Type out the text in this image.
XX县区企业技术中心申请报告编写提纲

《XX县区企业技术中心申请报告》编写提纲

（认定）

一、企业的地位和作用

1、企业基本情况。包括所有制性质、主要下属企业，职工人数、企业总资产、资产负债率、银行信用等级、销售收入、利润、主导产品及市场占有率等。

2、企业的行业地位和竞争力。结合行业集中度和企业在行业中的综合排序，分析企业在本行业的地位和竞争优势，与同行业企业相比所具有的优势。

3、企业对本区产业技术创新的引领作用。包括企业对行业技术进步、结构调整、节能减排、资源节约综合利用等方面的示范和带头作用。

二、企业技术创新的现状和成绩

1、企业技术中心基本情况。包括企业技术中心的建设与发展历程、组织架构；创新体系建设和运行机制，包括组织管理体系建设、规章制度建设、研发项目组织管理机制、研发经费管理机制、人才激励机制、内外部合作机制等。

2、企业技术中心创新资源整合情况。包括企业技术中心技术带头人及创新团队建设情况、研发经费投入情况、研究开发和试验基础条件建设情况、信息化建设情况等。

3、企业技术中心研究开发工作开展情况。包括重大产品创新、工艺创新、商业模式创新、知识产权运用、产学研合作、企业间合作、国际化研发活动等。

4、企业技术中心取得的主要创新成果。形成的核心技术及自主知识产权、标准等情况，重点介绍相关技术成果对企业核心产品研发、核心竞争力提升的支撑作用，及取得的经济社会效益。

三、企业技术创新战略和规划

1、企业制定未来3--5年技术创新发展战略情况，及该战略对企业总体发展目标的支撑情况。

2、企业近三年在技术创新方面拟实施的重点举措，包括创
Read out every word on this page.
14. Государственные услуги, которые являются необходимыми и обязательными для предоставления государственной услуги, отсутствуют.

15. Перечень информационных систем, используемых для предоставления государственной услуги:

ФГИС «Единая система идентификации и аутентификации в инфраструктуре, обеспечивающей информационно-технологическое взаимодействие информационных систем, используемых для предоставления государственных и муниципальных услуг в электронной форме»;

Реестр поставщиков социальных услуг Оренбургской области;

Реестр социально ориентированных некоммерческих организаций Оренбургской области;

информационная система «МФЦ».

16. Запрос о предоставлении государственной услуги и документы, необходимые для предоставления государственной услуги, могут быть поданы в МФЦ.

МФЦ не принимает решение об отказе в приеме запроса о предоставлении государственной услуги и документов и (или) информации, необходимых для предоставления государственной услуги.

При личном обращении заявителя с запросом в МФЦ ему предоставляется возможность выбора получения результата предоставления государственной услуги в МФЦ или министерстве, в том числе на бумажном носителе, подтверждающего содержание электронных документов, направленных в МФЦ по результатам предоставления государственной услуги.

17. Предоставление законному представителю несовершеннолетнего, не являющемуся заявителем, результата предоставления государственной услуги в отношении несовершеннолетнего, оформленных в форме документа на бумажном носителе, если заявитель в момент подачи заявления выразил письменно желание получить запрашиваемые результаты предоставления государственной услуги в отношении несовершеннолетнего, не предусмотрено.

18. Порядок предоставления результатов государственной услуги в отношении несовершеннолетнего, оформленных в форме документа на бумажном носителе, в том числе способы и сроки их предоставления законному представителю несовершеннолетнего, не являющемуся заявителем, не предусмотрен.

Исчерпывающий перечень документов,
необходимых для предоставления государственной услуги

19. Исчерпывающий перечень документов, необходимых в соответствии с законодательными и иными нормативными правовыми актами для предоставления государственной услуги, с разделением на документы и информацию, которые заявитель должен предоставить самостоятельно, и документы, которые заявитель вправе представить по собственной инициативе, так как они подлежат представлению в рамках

**Your objective**
Reproduce all of the data exactly as given.

**Task solution**
Type out the text in this image.
XX县区企业技术中心申请报告编写提纲

《XX县区企业技术中心申请报告》编写提纲

（认定）

一、企业的地位和作用

1、企业基本情况。包括所有制性质、主要下属企业，职工人数、企业总资产、资产负债率、银行信用等级、销售收入、利润、主导产品及市场占有率等。

2、企业的行业地位和竞争力。结合行业集中度和企业在行业中的综合排序，分析企业在本行业的地位和竞争优势，与同行业企业相比所具有的优势。

3、企业对本区产业技术创新的引领作用。包括企业对行业技术进步、结构调整、节能减排、资源节约综合利用等方面的示范和带头作用。

二、企业技术创新的现状和成绩

1、企业技术中心基本情况。包括企业技术中心的建设与发展历程、组织架构；创新体系建设和运行机制，包括组织管理体系建设、规章制度建设、研发项目组织管理机制、研发经费管理机制、人才激励机制、内外部合作机制等。

2、企业技术中心创新资源整合情况。包括企业技术中心技术带头人及创新团队建设情况、研发经费投入情况、研究开发和试验基础条件建设情况、信息化建设情况等。

3、企业技术中心研究开发工作开展情况。包括重大产品创新、工艺创新、商业模式创新、知识产权运用、产学研合作、企业间合作、国际化研发活动等。

4、企业技术中心取得的主要创新成果。形成的核心技术及自主知识产权、标准等情况，重点介绍相关技术成果对企业核心产品研发、核心竞争力提升的支撑作用，及取得的经济社会效益。

三、企业技术创新战略和规划

1、企业制定未来3--5年技术创新发展战略情况，及该战略对企业总体发展目标的支撑情况。

2、企业近三年在技术创新方面拟实施的重点举措，包括创
Read out every word on this page.
14. Государственные услуги, которые являются необходимыми и обязательными для предоставления государственной услуги, отсутствуют.

15. Перечень информационных систем, используемых для предоставления государственной услуги:

ФГИС «Единая система идентификации и аутентификации в инфраструктуре, обеспечивающей информационно-технологическое взаимодействие информационных систем, используемых для предоставления государственных и муниципальных услуг в электронной форме»;

Реестр поставщиков социальных услуг Оренбургской области;

Реестр социально ориентированных некоммерческих организаций Оренбургской области;

информационная система «МФЦ».

16. Запрос о предоставлении государственной услуги и документы, необходимые для предоставления государственной услуги, могут быть поданы в МФЦ.

МФЦ не принимает решение об отказе в приеме запроса о предоставлении государственной услуги и документов и (или) информации, необходимых для предоставления государственной услуги.

При личном обращении заявителя с запросом в МФЦ ему предоставляется возможность выбора получения результата предоставления государственной услуги в МФЦ или министерстве, в том числе на бумажном носителе, подтверждающего содержание электронных документов, направленных в МФЦ по результатам предоставления государственной услуги.

17. Предоставление законному представителю несовершеннолетнего, не являющемуся заявителем, результата предоставления государственной услуги в отношении несовершеннолетнего, оформленных в форме документа на бумажном носителе, если заявитель в момент подачи заявления выразил письменно желание получить запрашиваемые результаты предоставления государственной услуги в отношении несовершеннолетнего, не предусмотрено.

18. Порядок предоставления результатов государственной услуги в отношении несовершеннолетнего, оформленных в форме документа на бумажном носителе, в том числе способы и сроки их предоставления законному представителю несовершеннолетнего, не являющемуся заявителем, не предусмотрен.

Исчерпывающий перечень документов,
необходимых для предоставления государственной услуги

19. Исчерпывающий перечень документов, необходимых в соответствии с законодательными и иными нормативными правовыми актами для предоставления государственной услуги, с разделением на документы и информацию, которые заявитель должен предоставить самостоятельно, и документы, которые заявитель вправе представить по собственной инициативе, так как они подлежат представлению в рамках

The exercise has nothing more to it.